= What to do =
Repeat the listing in full, exactly as it stands.

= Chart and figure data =
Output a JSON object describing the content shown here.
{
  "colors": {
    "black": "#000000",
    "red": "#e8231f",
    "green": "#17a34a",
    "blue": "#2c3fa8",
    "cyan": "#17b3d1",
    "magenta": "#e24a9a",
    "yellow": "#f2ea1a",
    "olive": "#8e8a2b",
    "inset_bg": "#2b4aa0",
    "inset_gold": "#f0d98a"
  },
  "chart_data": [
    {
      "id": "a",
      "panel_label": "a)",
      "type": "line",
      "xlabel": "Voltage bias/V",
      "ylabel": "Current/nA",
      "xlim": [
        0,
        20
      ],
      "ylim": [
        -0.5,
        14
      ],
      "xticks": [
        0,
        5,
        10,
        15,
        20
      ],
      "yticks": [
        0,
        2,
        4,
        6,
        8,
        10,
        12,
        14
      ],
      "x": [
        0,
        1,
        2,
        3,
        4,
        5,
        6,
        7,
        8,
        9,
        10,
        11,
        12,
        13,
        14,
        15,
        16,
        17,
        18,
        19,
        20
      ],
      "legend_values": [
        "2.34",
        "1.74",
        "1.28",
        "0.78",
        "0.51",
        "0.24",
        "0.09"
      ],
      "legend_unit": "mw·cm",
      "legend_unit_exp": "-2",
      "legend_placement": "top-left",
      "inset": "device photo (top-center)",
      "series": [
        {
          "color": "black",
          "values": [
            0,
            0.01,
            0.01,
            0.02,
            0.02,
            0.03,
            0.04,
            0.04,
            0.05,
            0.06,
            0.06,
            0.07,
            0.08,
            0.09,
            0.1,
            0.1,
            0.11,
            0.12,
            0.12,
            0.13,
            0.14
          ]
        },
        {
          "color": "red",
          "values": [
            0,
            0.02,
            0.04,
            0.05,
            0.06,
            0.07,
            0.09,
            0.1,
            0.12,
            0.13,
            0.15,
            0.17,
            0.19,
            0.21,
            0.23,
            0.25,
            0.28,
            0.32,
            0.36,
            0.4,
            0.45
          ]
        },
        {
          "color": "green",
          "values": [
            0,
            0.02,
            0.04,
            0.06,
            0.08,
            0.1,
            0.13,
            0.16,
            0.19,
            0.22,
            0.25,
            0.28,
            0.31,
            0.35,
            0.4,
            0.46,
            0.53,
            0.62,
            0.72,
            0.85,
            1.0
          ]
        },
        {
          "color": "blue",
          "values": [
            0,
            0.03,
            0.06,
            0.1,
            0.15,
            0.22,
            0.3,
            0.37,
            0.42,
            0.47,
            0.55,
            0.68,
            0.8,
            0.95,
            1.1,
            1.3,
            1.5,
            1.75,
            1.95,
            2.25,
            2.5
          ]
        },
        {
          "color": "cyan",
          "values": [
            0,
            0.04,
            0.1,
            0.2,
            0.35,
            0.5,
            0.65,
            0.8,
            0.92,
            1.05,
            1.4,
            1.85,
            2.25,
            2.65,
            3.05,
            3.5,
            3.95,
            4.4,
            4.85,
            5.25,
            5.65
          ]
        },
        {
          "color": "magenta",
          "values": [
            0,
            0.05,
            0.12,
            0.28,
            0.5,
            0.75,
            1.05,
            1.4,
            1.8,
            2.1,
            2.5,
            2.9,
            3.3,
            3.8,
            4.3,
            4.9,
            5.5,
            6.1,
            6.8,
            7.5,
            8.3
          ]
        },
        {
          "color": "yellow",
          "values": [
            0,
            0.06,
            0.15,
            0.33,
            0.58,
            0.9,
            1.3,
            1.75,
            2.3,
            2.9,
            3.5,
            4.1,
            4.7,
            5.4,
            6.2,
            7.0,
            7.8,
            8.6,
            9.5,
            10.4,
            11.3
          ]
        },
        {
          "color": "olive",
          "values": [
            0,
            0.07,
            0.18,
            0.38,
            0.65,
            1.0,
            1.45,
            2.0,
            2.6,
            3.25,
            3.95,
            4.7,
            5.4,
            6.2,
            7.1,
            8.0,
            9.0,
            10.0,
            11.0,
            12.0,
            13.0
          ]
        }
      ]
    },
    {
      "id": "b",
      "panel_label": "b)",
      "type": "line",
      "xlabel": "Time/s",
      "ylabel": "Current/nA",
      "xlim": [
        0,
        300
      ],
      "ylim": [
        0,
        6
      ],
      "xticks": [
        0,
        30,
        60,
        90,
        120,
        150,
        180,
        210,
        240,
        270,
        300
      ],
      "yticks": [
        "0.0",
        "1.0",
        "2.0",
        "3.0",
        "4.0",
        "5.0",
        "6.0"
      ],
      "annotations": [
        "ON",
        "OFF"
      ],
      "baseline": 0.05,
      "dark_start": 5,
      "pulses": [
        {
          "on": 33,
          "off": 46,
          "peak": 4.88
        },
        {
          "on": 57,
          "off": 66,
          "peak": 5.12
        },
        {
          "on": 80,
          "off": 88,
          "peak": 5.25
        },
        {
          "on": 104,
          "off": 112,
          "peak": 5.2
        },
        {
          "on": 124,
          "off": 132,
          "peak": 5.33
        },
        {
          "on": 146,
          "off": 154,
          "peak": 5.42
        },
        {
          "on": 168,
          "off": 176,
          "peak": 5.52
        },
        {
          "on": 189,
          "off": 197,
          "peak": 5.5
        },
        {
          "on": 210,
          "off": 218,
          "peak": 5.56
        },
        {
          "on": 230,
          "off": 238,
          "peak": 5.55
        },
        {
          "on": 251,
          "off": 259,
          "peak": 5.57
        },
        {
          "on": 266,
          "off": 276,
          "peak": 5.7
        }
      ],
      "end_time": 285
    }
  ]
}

= Right answer =
Output a JSON object describing the content shown here.
{
  "colors": {
    "black": "#000000",
    "red": "#e8231f",
    "green": "#17a34a",
    "blue": "#2c3fa8",
    "cyan": "#17b3d1",
    "magenta": "#e24a9a",
    "yellow": "#f2ea1a",
    "olive": "#8e8a2b",
    "inset_bg": "#2b4aa0",
    "inset_gold": "#f0d98a"
  },
  "chart_data": [
    {
      "id": "a",
      "panel_label": "a)",
      "type": "line",
      "xlabel": "Voltage bias/V",
      "ylabel": "Current/nA",
      "xlim": [
        0,
        20
      ],
      "ylim": [
        -0.5,
        14
      ],
      "xticks": [
        0,
        5,
        10,
        15,
        20
      ],
      "yticks": [
        0,
        2,
        4,
        6,
        8,
        10,
        12,
        14
      ],
      "x": [
        0,
        1,
        2,
        3,
        4,
        5,
        6,
        7,
        8,
        9,
        10,
        11,
        12,
        13,
        14,
        15,
        16,
        17,
        18,
        19,
        20
      ],
      "legend_values": [
        "2.34",
        "1.74",
        "1.28",
        "0.78",
        "0.51",
        "0.24",
        "0.09"
      ],
      "legend_unit": "mw·cm",
      "legend_unit_exp": "-2",
      "legend_placement": "top-left",
      "inset": "device photo (top-center)",
      "series": [
        {
          "color": "black",
          "values": [
            0,
            0.01,
            0.01,
            0.02,
            0.02,
            0.03,
            0.04,
            0.04,
            0.05,
            0.06,
            0.06,
            0.07,
            0.08,
            0.09,
            0.1,
            0.1,
            0.11,
            0.12,
            0.12,
            0.13,
            0.14
          ]
        },
        {
          "color": "red",
          "values": [
            0,
            0.02,
            0.04,
            0.05,
            0.06,
            0.07,
            0.09,
            0.1,
            0.12,
            0.13,
            0.15,
            0.17,
            0.19,
            0.21,
            0.23,
            0.25,
            0.28,
            0.32,
            0.36,
            0.4,
            0.45
          ]
        },
        {
          "color": "green",
          "values": [
            0,
            0.02,
            0.04,
            0.06,
            0.08,
            0.1,
            0.13,
            0.16,
            0.19,
            0.22,
            0.25,
            0.28,
            0.31,
            0.35,
            0.4,
            0.46,
            0.53,
            0.62,
            0.72,
            0.85,
            1.0
          ]
        },
        {
          "color": "blue",
          "values": [
            0,
            0.03,
            0.06,
            0.1,
            0.15,
            0.22,
            0.3,
            0.37,
            0.42,
            0.47,
            0.55,
            0.68,
            0.8,
            0.95,
            1.1,
            1.3,
            1.5,
            1.75,
            1.95,
            2.25,
            2.5
          ]
        },
        {
          "color": "cyan",
          "values": [
            0,
            0.04,
            0.1,
            0.2,
            0.35,
            0.5,
            0.65,
            0.8,
            0.92,
            1.05,
            1.4,
            1.85,
            2.25,
            2.65,
            3.05,
            3.5,
            3.95,
            4.4,
            4.85,
            5.25,
            5.65
          ]
        },
        {
          "color": "magenta",
          "values": [
            0,
            0.05,
            0.12,
            0.28,
            0.5,
            0.75,
            1.05,
            1.4,
            1.8,
            2.1,
            2.5,
            2.9,
            3.3,
            3.8,
            4.3,
            4.9,
            5.5,
            6.1,
            6.8,
            7.5,
            8.3
          ]
        },
        {
          "color": "yellow",
          "values": [
            0,
            0.06,
            0.15,
            0.33,
            0.58,
            0.9,
            1.3,
            1.75,
            2.3,
            2.9,
            3.5,
            4.1,
            4.7,
            5.4,
            6.2,
            7.0,
            7.8,
            8.6,
            9.5,
            10.4,
            11.3
          ]
        },
        {
          "color": "olive",
          "values": [
            0,
            0.07,
            0.18,
            0.38,
            0.65,
            1.0,
            1.45,
            2.0,
            2.6,
            3.25,
            3.95,
            4.7,
            5.4,
            6.2,
            7.1,
            8.0,
            9.0,
            10.0,
            11.0,
            12.0,
            13.0
          ]
        }
      ]
    },
    {
      "id": "b",
      "panel_label": "b)",
      "type": "line",
      "xlabel": "Time/s",
      "ylabel": "Current/nA",
      "xlim": [
        0,
        300
      ],
      "ylim": [
        0,
        6
      ],
      "xticks": [
        0,
        30,
        60,
        90,
        120,
        150,
        180,
        210,
        240,
        270,
        300
      ],
      "yticks": [
        "0.0",
        "1.0",
        "2.0",
        "3.0",
        "4.0",
        "5.0",
        "6.0"
      ],
      "annotations": [
        "ON",
        "OFF"
      ],
      "baseline": 0.05,
      "dark_start": 5,
      "pulses": [
        {
          "on": 33,
          "off": 46,
          "peak": 4.88
        },
        {
          "on": 57,
          "off": 66,
          "peak": 5.12
        },
        {
          "on": 80,
          "off": 88,
          "peak": 5.25
        },
        {
          "on": 104,
          "off": 112,
          "peak": 5.2
        },
        {
          "on": 124,
          "off": 132,
          "peak": 5.33
        },
        {
          "on": 146,
          "off": 154,
          "peak": 5.42
        },
        {
          "on": 168,
          "off": 176,
          "peak": 5.52
        },
        {
          "on": 189,
          "off": 197,
          "peak": 5.5
        },
        {
          "on": 210,
          "off": 218,
          "peak": 5.56
        },
        {
          "on": 230,
          "off": 238,
          "peak": 5.55
        },
        {
          "on": 251,
          "off": 259,
          "peak": 5.57
        },
        {
          "on": 266,
          "off": 276,
          "peak": 5.7
        }
      ],
      "end_time": 285
    }
  ]
}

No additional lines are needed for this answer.